EXERCISE: Go through the listing and set it down exactly, leaving out its pictures.

DATA FOR THIS TASK:
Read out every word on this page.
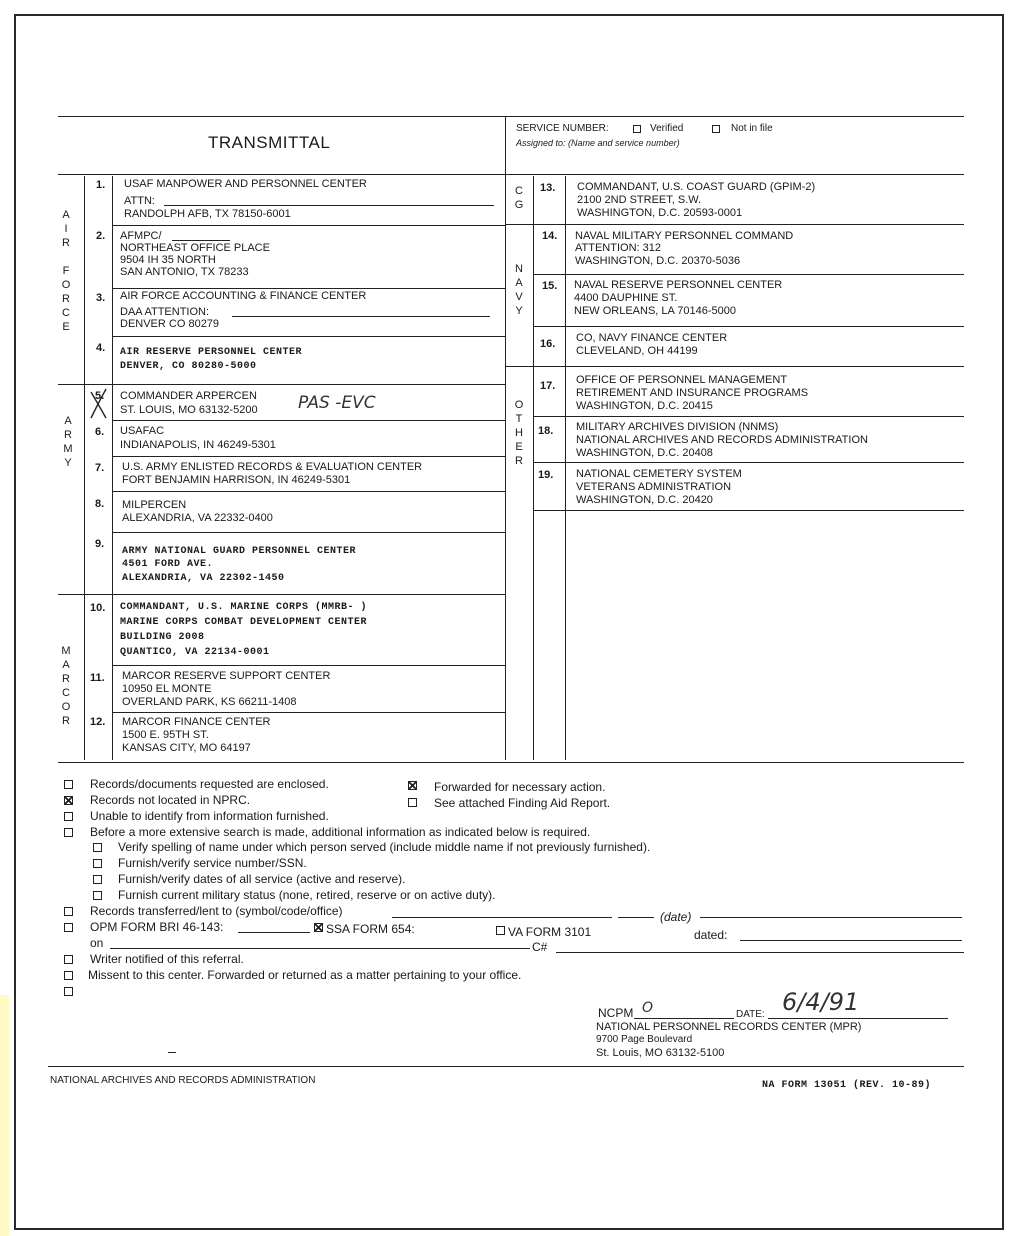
TRANSMITTAL
SERVICE NUMBER:	Verified	Not in file
Assigned to: (Name and service number)
A
I
R

F
O
R
C
E
A
R
M
Y
M
A
R
C
O
R
1. USAF MANPOWER AND PERSONNEL CENTER
ATTN:
RANDOLPH AFB, TX 78150-6001
2. AFMPC/
NORTHEAST OFFICE PLACE
9504 IH 35 NORTH
SAN ANTONIO, TX 78233
3. AIR FORCE ACCOUNTING & FINANCE CENTER
DAA ATTENTION:
DENVER CO 80279
4. AIR RESERVE PERSONNEL CENTER
DENVER, CO 80280-5000
5. COMMANDER ARPERCEN
ST. LOUIS, MO 63132-5200 PAS -EVC
6. USAFAC
INDIANAPOLIS, IN 46249-5301
7. U.S. ARMY ENLISTED RECORDS & EVALUATION CENTER
FORT BENJAMIN HARRISON, IN 46249-5301
8. MILPERCEN
ALEXANDRIA, VA 22332-0400
9.
ARMY NATIONAL GUARD PERSONNEL CENTER
4501 FORD AVE.
ALEXANDRIA, VA 22302-1450
10. COMMANDANT, U.S. MARINE CORPS (MMRB- )
MARINE CORPS COMBAT DEVELOPMENT CENTER
BUILDING 2008
QUANTICO, VA 22134-0001
11. MARCOR RESERVE SUPPORT CENTER
10950 EL MONTE
OVERLAND PARK, KS 66211-1408
12. MARCOR FINANCE CENTER
1500 E. 95TH ST.
KANSAS CITY, MO 64197
C
G
N
A
V
Y
O
T
H
E
R
13. COMMANDANT, U.S. COAST GUARD (GPIM-2)
2100 2ND STREET, S.W.
WASHINGTON, D.C. 20593-0001
14. NAVAL MILITARY PERSONNEL COMMAND
ATTENTION: 312
WASHINGTON, D.C. 20370-5036
15. NAVAL RESERVE PERSONNEL CENTER
4400 DAUPHINE ST.
NEW ORLEANS, LA 70146-5000
16. CO, NAVY FINANCE CENTER
CLEVELAND, OH 44199
17. OFFICE OF PERSONNEL MANAGEMENT
RETIREMENT AND INSURANCE PROGRAMS
WASHINGTON, D.C. 20415
18. MILITARY ARCHIVES DIVISION (NNMS)
NATIONAL ARCHIVES AND RECORDS ADMINISTRATION
WASHINGTON, D.C. 20408
19. NATIONAL CEMETERY SYSTEM
VETERANS ADMINISTRATION
WASHINGTON, D.C. 20420
Records/documents requested are enclosed.
Records not located in NPRC.
Unable to identify from information furnished.
Before a more extensive search is made, additional information as indicated below is required.
Forwarded for necessary action.
See attached Finding Aid Report.
Verify spelling of name under which person served (include middle name if not previously furnished).
Furnish/verify service number/SSN.
Furnish/verify dates of all service (active and reserve).
Furnish current military status (none, retired, reserve or on active duty).
Records transferred/lent to (symbol/code/office)	(date)
OPM FORM BRI 46-143:	SSA FORM 654:	VA FORM 3101	dated:
on	C#
Writer notified of this referral.
Missent to this center. Forwarded or returned as a matter pertaining to your office.
NCPM O	DATE: 6/4/91
NATIONAL PERSONNEL RECORDS CENTER (MPR)
9700 Page Boulevard
St. Louis, MO 63132-5100
NATIONAL ARCHIVES AND RECORDS ADMINISTRATION	NA FORM 13051 (REV. 10-89)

REPLY:
Read out every word on this page.
TRANSMITTAL
SERVICE NUMBER:	Verified	Not in file
Assigned to: (Name and service number)
A
I
R

F
O
R
C
E
A
R
M
Y
M
A
R
C
O
R
1. USAF MANPOWER AND PERSONNEL CENTER
ATTN:
RANDOLPH AFB, TX 78150-6001
2. AFMPC/
NORTHEAST OFFICE PLACE
9504 IH 35 NORTH
SAN ANTONIO, TX 78233
3. AIR FORCE ACCOUNTING & FINANCE CENTER
DAA ATTENTION:
DENVER CO 80279
4. AIR RESERVE PERSONNEL CENTER
DENVER, CO 80280-5000
5. COMMANDER ARPERCEN
ST. LOUIS, MO 63132-5200 PAS -EVC
6. USAFAC
INDIANAPOLIS, IN 46249-5301
7. U.S. ARMY ENLISTED RECORDS & EVALUATION CENTER
FORT BENJAMIN HARRISON, IN 46249-5301
8. MILPERCEN
ALEXANDRIA, VA 22332-0400
9.
ARMY NATIONAL GUARD PERSONNEL CENTER
4501 FORD AVE.
ALEXANDRIA, VA 22302-1450
10. COMMANDANT, U.S. MARINE CORPS (MMRB- )
MARINE CORPS COMBAT DEVELOPMENT CENTER
BUILDING 2008
QUANTICO, VA 22134-0001
11. MARCOR RESERVE SUPPORT CENTER
10950 EL MONTE
OVERLAND PARK, KS 66211-1408
12. MARCOR FINANCE CENTER
1500 E. 95TH ST.
KANSAS CITY, MO 64197
C
G
N
A
V
Y
O
T
H
E
R
13. COMMANDANT, U.S. COAST GUARD (GPIM-2)
2100 2ND STREET, S.W.
WASHINGTON, D.C. 20593-0001
14. NAVAL MILITARY PERSONNEL COMMAND
ATTENTION: 312
WASHINGTON, D.C. 20370-5036
15. NAVAL RESERVE PERSONNEL CENTER
4400 DAUPHINE ST.
NEW ORLEANS, LA 70146-5000
16. CO, NAVY FINANCE CENTER
CLEVELAND, OH 44199
17. OFFICE OF PERSONNEL MANAGEMENT
RETIREMENT AND INSURANCE PROGRAMS
WASHINGTON, D.C. 20415
18. MILITARY ARCHIVES DIVISION (NNMS)
NATIONAL ARCHIVES AND RECORDS ADMINISTRATION
WASHINGTON, D.C. 20408
19. NATIONAL CEMETERY SYSTEM
VETERANS ADMINISTRATION
WASHINGTON, D.C. 20420
Records/documents requested are enclosed.
Records not located in NPRC.
Unable to identify from information furnished.
Before a more extensive search is made, additional information as indicated below is required.
Forwarded for necessary action.
See attached Finding Aid Report.
Verify spelling of name under which person served (include middle name if not previously furnished).
Furnish/verify service number/SSN.
Furnish/verify dates of all service (active and reserve).
Furnish current military status (none, retired, reserve or on active duty).
Records transferred/lent to (symbol/code/office)	(date)
OPM FORM BRI 46-143:	SSA FORM 654:	VA FORM 3101	dated:
on	C#
Writer notified of this referral.
Missent to this center. Forwarded or returned as a matter pertaining to your office.
NCPM O	DATE: 6/4/91
NATIONAL PERSONNEL RECORDS CENTER (MPR)
9700 Page Boulevard
St. Louis, MO 63132-5100
NATIONAL ARCHIVES AND RECORDS ADMINISTRATION	NA FORM 13051 (REV. 10-89)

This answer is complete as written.